■ Instructions to follow: Keep the wording of each record exactly the same when you repeat it, and leave out pictures.

Data entries
┄┄┄┄┄┄┄┄┄┄

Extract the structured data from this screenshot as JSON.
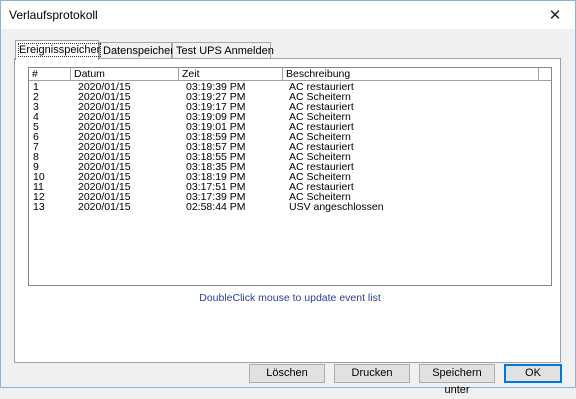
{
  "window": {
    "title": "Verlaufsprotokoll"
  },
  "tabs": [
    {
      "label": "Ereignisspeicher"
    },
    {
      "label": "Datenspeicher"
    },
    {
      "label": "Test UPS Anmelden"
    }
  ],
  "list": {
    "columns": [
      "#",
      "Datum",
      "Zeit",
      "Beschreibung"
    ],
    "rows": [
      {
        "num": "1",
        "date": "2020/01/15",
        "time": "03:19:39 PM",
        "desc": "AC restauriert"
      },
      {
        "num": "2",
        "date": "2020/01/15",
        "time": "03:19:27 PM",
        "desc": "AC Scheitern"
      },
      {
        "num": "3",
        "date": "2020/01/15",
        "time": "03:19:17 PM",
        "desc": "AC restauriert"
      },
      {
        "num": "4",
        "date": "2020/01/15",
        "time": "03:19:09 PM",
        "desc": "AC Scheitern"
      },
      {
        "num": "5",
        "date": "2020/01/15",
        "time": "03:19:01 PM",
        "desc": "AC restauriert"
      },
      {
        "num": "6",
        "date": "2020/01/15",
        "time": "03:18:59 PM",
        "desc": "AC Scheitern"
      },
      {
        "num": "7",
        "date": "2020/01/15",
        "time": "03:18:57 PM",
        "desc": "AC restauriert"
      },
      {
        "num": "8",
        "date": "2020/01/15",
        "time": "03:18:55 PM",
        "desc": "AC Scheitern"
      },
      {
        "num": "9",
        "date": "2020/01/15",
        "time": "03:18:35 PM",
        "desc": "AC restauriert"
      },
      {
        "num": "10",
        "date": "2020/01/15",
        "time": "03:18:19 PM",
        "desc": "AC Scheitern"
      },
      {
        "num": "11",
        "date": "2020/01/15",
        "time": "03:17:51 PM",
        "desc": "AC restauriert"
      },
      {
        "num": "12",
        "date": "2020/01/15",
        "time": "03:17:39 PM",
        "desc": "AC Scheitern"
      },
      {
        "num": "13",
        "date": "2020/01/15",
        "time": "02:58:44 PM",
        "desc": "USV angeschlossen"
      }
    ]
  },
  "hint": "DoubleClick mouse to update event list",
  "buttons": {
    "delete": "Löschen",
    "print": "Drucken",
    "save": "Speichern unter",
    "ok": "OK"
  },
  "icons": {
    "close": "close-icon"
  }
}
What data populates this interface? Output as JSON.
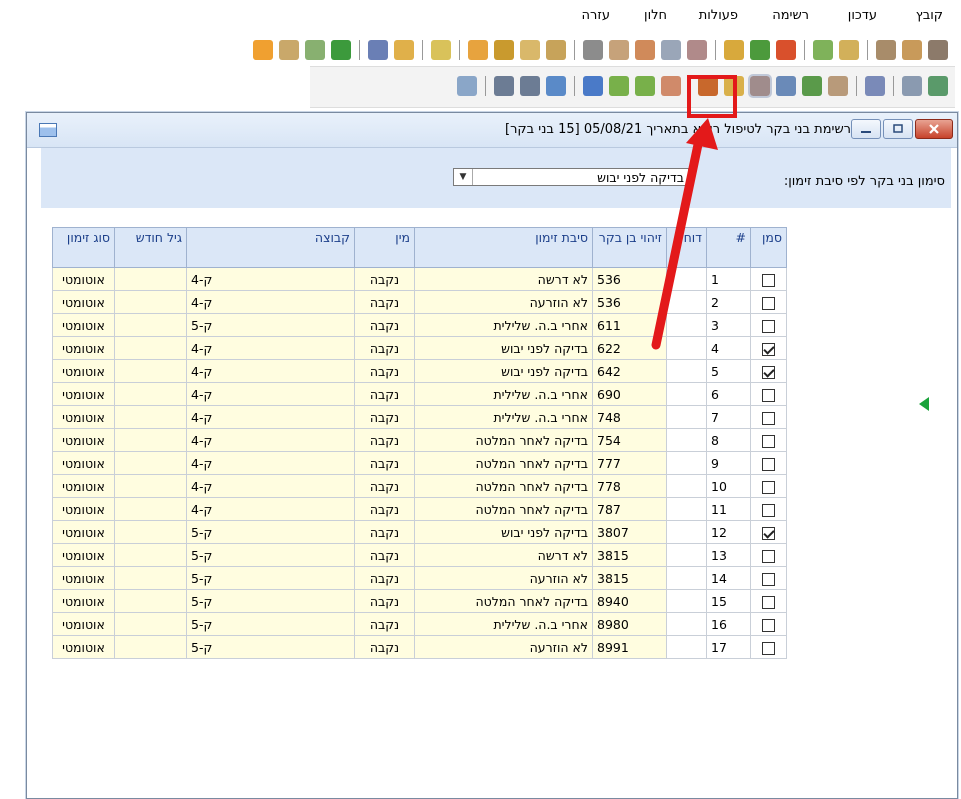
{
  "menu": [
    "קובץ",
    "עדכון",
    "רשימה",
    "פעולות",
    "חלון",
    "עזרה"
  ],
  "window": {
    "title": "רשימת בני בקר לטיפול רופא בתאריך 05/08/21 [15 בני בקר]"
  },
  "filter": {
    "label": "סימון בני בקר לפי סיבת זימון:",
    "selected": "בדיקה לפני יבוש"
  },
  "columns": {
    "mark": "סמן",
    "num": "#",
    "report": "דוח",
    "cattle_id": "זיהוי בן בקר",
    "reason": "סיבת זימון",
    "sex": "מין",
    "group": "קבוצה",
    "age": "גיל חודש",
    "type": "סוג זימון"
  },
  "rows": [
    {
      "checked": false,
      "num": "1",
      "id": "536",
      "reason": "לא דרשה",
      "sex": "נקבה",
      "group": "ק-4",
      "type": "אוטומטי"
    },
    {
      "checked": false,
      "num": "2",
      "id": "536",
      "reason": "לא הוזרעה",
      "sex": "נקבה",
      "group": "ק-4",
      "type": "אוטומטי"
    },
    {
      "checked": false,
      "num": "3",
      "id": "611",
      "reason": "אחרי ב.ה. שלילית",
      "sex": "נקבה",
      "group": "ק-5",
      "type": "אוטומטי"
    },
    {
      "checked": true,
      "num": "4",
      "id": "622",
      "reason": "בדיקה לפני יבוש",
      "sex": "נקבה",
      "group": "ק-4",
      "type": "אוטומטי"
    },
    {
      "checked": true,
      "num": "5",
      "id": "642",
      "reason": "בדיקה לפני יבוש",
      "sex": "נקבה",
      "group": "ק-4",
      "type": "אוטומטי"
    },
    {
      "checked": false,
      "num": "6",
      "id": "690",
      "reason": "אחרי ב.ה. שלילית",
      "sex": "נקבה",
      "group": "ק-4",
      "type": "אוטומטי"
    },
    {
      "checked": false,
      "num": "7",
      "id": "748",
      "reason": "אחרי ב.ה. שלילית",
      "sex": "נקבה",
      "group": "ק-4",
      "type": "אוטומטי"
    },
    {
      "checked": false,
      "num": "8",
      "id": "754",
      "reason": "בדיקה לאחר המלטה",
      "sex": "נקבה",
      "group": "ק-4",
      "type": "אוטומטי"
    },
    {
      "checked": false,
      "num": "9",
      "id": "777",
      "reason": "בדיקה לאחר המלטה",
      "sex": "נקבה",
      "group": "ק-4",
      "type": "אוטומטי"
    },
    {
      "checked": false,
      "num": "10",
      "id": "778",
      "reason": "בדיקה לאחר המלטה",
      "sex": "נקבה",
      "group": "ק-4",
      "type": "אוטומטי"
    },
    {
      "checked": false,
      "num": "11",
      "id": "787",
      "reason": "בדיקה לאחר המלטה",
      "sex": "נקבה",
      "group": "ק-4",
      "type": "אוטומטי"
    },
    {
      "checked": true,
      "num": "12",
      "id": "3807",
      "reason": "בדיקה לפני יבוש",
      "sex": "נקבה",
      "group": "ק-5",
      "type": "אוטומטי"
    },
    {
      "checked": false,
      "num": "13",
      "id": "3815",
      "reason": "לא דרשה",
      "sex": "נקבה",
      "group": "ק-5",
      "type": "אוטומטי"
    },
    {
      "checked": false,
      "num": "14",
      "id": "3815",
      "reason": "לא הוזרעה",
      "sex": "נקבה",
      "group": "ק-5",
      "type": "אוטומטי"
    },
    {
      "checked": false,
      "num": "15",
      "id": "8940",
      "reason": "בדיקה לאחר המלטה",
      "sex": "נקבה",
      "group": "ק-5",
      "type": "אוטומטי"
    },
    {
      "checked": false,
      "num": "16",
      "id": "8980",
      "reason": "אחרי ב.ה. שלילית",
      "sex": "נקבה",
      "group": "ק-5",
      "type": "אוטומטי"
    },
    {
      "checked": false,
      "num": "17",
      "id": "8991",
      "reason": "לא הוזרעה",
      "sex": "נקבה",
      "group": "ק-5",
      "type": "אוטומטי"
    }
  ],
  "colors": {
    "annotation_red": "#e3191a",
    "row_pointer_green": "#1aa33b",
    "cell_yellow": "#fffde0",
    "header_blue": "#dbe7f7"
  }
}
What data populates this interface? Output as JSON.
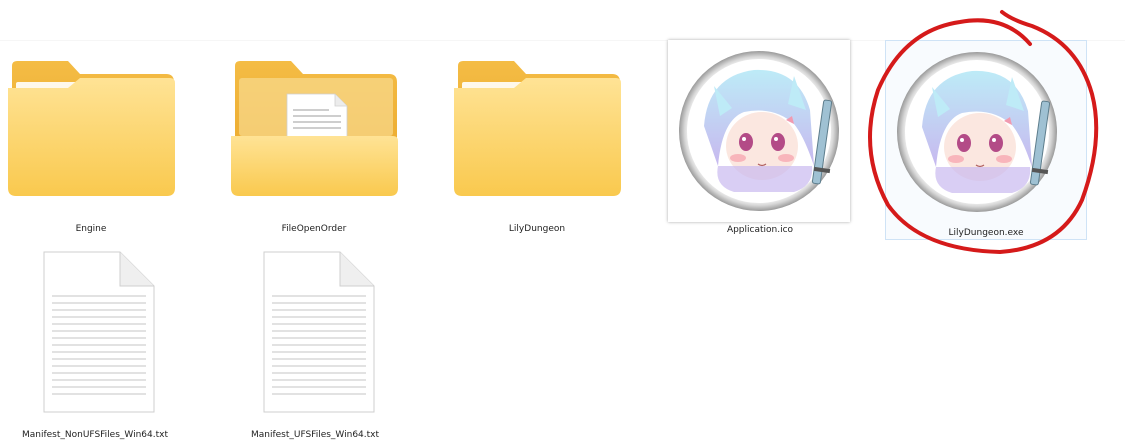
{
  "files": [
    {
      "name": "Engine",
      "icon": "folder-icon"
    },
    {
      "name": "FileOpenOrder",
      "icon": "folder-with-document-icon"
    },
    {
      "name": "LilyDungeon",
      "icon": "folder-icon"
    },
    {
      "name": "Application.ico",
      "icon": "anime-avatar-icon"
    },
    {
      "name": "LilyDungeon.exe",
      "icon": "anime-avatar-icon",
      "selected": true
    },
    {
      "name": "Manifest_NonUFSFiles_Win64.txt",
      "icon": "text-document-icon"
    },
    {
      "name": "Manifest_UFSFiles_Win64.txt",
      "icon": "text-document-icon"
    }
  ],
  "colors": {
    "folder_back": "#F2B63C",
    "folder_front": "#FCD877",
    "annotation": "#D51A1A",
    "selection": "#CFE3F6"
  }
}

┄┄┄┄┄┄┄┄┄┄

■ Task response:
Extract the structured data from this screenshot as JSON.
{
  "window": {
    "title": "Verlaufsprotokoll"
  },
  "tabs": [
    {
      "label": "Ereignisspeicher"
    },
    {
      "label": "Datenspeicher"
    },
    {
      "label": "Test UPS Anmelden"
    }
  ],
  "list": {
    "columns": [
      "#",
      "Datum",
      "Zeit",
      "Beschreibung"
    ],
    "rows": [
      {
        "num": "1",
        "date": "2020/01/15",
        "time": "03:19:39 PM",
        "desc": "AC restauriert"
      },
      {
        "num": "2",
        "date": "2020/01/15",
        "time": "03:19:27 PM",
        "desc": "AC Scheitern"
      },
      {
        "num": "3",
        "date": "2020/01/15",
        "time": "03:19:17 PM",
        "desc": "AC restauriert"
      },
      {
        "num": "4",
        "date": "2020/01/15",
        "time": "03:19:09 PM",
        "desc": "AC Scheitern"
      },
      {
        "num": "5",
        "date": "2020/01/15",
        "time": "03:19:01 PM",
        "desc": "AC restauriert"
      },
      {
        "num": "6",
        "date": "2020/01/15",
        "time": "03:18:59 PM",
        "desc": "AC Scheitern"
      },
      {
        "num": "7",
        "date": "2020/01/15",
        "time": "03:18:57 PM",
        "desc": "AC restauriert"
      },
      {
        "num": "8",
        "date": "2020/01/15",
        "time": "03:18:55 PM",
        "desc": "AC Scheitern"
      },
      {
        "num": "9",
        "date": "2020/01/15",
        "time": "03:18:35 PM",
        "desc": "AC restauriert"
      },
      {
        "num": "10",
        "date": "2020/01/15",
        "time": "03:18:19 PM",
        "desc": "AC Scheitern"
      },
      {
        "num": "11",
        "date": "2020/01/15",
        "time": "03:17:51 PM",
        "desc": "AC restauriert"
      },
      {
        "num": "12",
        "date": "2020/01/15",
        "time": "03:17:39 PM",
        "desc": "AC Scheitern"
      },
      {
        "num": "13",
        "date": "2020/01/15",
        "time": "02:58:44 PM",
        "desc": "USV angeschlossen"
      }
    ]
  },
  "hint": "DoubleClick mouse to update event list",
  "buttons": {
    "delete": "Löschen",
    "print": "Drucken",
    "save": "Speichern unter",
    "ok": "OK"
  },
  "icons": {
    "close": "close-icon"
  }
}
What data populates this interface? Output as JSON.
{
  "menu": [
    "קובץ",
    "עדכון",
    "רשימה",
    "פעולות",
    "חלון",
    "עזרה"
  ],
  "window": {
    "title": "רשימת בני בקר לטיפול רופא בתאריך 05/08/21 [15 בני בקר]"
  },
  "filter": {
    "label": "סימון בני בקר לפי סיבת זימון:",
    "selected": "בדיקה לפני יבוש"
  },
  "columns": {
    "mark": "סמן",
    "num": "#",
    "report": "דוח",
    "cattle_id": "זיהוי בן בקר",
    "reason": "סיבת זימון",
    "sex": "מין",
    "group": "קבוצה",
    "age": "גיל חודש",
    "type": "סוג זימון"
  },
  "rows": [
    {
      "checked": false,
      "num": "1",
      "id": "536",
      "reason": "לא דרשה",
      "sex": "נקבה",
      "group": "ק-4",
      "type": "אוטומטי"
    },
    {
      "checked": false,
      "num": "2",
      "id": "536",
      "reason": "לא הוזרעה",
      "sex": "נקבה",
      "group": "ק-4",
      "type": "אוטומטי"
    },
    {
      "checked": false,
      "num": "3",
      "id": "611",
      "reason": "אחרי ב.ה. שלילית",
      "sex": "נקבה",
      "group": "ק-5",
      "type": "אוטומטי"
    },
    {
      "checked": true,
      "num": "4",
      "id": "622",
      "reason": "בדיקה לפני יבוש",
      "sex": "נקבה",
      "group": "ק-4",
      "type": "אוטומטי"
    },
    {
      "checked": true,
      "num": "5",
      "id": "642",
      "reason": "בדיקה לפני יבוש",
      "sex": "נקבה",
      "group": "ק-4",
      "type": "אוטומטי"
    },
    {
      "checked": false,
      "num": "6",
      "id": "690",
      "reason": "אחרי ב.ה. שלילית",
      "sex": "נקבה",
      "group": "ק-4",
      "type": "אוטומטי"
    },
    {
      "checked": false,
      "num": "7",
      "id": "748",
      "reason": "אחרי ב.ה. שלילית",
      "sex": "נקבה",
      "group": "ק-4",
      "type": "אוטומטי"
    },
    {
      "checked": false,
      "num": "8",
      "id": "754",
      "reason": "בדיקה לאחר המלטה",
      "sex": "נקבה",
      "group": "ק-4",
      "type": "אוטומטי"
    },
    {
      "checked": false,
      "num": "9",
      "id": "777",
      "reason": "בדיקה לאחר המלטה",
      "sex": "נקבה",
      "group": "ק-4",
      "type": "אוטומטי"
    },
    {
      "checked": false,
      "num": "10",
      "id": "778",
      "reason": "בדיקה לאחר המלטה",
      "sex": "נקבה",
      "group": "ק-4",
      "type": "אוטומטי"
    },
    {
      "checked": false,
      "num": "11",
      "id": "787",
      "reason": "בדיקה לאחר המלטה",
      "sex": "נקבה",
      "group": "ק-4",
      "type": "אוטומטי"
    },
    {
      "checked": true,
      "num": "12",
      "id": "3807",
      "reason": "בדיקה לפני יבוש",
      "sex": "נקבה",
      "group": "ק-5",
      "type": "אוטומטי"
    },
    {
      "checked": false,
      "num": "13",
      "id": "3815",
      "reason": "לא דרשה",
      "sex": "נקבה",
      "group": "ק-5",
      "type": "אוטומטי"
    },
    {
      "checked": false,
      "num": "14",
      "id": "3815",
      "reason": "לא הוזרעה",
      "sex": "נקבה",
      "group": "ק-5",
      "type": "אוטומטי"
    },
    {
      "checked": false,
      "num": "15",
      "id": "8940",
      "reason": "בדיקה לאחר המלטה",
      "sex": "נקבה",
      "group": "ק-5",
      "type": "אוטומטי"
    },
    {
      "checked": false,
      "num": "16",
      "id": "8980",
      "reason": "אחרי ב.ה. שלילית",
      "sex": "נקבה",
      "group": "ק-5",
      "type": "אוטומטי"
    },
    {
      "checked": false,
      "num": "17",
      "id": "8991",
      "reason": "לא הוזרעה",
      "sex": "נקבה",
      "group": "ק-5",
      "type": "אוטומטי"
    }
  ],
  "colors": {
    "annotation_red": "#e3191a",
    "row_pointer_green": "#1aa33b",
    "cell_yellow": "#fffde0",
    "header_blue": "#dbe7f7"
  }
}
What data populates this interface? Output as JSON.
{
  "files": [
    {
      "name": "Engine",
      "icon": "folder-icon"
    },
    {
      "name": "FileOpenOrder",
      "icon": "folder-with-document-icon"
    },
    {
      "name": "LilyDungeon",
      "icon": "folder-icon"
    },
    {
      "name": "Application.ico",
      "icon": "anime-avatar-icon"
    },
    {
      "name": "LilyDungeon.exe",
      "icon": "anime-avatar-icon",
      "selected": true
    },
    {
      "name": "Manifest_NonUFSFiles_Win64.txt",
      "icon": "text-document-icon"
    },
    {
      "name": "Manifest_UFSFiles_Win64.txt",
      "icon": "text-document-icon"
    }
  ],
  "colors": {
    "folder_back": "#F2B63C",
    "folder_front": "#FCD877",
    "annotation": "#D51A1A",
    "selection": "#CFE3F6"
  }
}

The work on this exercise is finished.